• WHAT IS ASKED: Return every line of the records below that contains the string "Main".

• MATERIAL SUPPLIED:
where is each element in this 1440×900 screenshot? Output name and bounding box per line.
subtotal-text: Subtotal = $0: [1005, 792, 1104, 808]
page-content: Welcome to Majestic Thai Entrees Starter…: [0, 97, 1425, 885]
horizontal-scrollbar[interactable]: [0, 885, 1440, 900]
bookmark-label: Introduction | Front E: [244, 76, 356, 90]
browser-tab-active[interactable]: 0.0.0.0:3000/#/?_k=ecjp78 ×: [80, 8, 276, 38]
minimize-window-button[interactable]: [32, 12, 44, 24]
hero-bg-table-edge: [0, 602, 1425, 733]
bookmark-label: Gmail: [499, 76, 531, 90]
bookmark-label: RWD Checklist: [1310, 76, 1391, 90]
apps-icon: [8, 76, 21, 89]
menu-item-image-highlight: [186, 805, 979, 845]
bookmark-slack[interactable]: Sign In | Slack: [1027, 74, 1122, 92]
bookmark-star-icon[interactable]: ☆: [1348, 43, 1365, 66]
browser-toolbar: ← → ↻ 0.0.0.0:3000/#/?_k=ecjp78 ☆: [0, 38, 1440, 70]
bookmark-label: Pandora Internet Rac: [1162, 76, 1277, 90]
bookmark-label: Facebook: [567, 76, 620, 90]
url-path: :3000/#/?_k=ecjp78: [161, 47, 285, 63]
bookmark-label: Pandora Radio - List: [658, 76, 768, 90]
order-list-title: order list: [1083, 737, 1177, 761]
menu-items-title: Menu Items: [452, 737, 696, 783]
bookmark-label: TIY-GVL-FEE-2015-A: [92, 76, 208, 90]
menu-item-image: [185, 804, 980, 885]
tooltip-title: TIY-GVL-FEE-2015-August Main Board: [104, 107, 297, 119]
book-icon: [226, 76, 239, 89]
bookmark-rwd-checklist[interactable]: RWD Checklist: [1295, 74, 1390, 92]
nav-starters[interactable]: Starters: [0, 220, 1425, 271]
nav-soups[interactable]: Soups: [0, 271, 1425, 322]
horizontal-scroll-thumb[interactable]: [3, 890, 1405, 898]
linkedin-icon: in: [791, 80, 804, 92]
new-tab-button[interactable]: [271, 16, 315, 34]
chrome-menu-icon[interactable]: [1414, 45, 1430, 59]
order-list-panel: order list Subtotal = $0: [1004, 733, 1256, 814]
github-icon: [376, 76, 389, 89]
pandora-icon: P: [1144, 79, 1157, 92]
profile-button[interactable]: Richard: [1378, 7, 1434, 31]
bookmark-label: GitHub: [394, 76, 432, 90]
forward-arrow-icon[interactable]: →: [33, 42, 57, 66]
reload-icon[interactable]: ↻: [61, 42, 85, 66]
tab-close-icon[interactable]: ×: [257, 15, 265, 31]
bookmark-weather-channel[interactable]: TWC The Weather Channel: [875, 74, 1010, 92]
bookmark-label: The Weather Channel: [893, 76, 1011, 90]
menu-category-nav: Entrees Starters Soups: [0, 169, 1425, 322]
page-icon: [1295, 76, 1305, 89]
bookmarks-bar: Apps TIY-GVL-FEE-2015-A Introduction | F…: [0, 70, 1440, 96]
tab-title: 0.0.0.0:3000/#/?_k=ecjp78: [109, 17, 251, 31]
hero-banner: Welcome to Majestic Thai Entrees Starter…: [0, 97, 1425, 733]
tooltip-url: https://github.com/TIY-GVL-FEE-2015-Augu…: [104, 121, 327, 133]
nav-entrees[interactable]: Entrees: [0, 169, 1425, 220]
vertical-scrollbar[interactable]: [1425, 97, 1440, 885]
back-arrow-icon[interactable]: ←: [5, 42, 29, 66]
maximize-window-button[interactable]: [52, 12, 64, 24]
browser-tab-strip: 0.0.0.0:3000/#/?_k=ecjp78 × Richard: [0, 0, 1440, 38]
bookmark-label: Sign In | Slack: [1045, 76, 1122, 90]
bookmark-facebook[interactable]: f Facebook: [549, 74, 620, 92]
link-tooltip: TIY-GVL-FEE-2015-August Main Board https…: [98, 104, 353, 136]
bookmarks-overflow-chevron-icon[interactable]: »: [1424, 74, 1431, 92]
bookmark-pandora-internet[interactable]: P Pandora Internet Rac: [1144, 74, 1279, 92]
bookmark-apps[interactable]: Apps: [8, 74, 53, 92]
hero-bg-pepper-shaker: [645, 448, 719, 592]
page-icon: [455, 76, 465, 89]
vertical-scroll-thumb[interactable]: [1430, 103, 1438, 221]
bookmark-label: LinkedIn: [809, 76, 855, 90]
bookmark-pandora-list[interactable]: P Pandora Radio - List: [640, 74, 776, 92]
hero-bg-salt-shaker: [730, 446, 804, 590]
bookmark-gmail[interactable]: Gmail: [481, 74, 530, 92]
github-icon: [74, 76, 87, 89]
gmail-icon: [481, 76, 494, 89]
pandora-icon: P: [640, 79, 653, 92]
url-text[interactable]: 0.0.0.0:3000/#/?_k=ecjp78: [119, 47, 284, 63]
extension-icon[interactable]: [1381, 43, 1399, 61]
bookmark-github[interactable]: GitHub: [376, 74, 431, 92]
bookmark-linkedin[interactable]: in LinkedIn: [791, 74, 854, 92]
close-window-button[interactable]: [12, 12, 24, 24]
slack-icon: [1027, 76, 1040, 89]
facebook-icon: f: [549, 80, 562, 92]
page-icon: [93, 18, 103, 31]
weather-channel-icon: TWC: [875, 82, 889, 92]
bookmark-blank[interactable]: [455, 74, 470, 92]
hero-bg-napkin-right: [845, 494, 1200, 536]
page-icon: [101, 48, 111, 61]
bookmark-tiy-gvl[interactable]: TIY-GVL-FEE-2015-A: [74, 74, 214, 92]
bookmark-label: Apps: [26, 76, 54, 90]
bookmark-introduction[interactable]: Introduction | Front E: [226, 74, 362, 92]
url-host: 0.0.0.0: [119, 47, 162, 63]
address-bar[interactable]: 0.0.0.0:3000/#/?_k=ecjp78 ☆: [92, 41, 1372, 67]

• REPLY TO THE EXERCISE:
tooltip-title: TIY-GVL-FEE-2015-August Main Board: [104, 107, 297, 119]
link-tooltip: TIY-GVL-FEE-2015-August Main Board https…: [98, 104, 353, 136]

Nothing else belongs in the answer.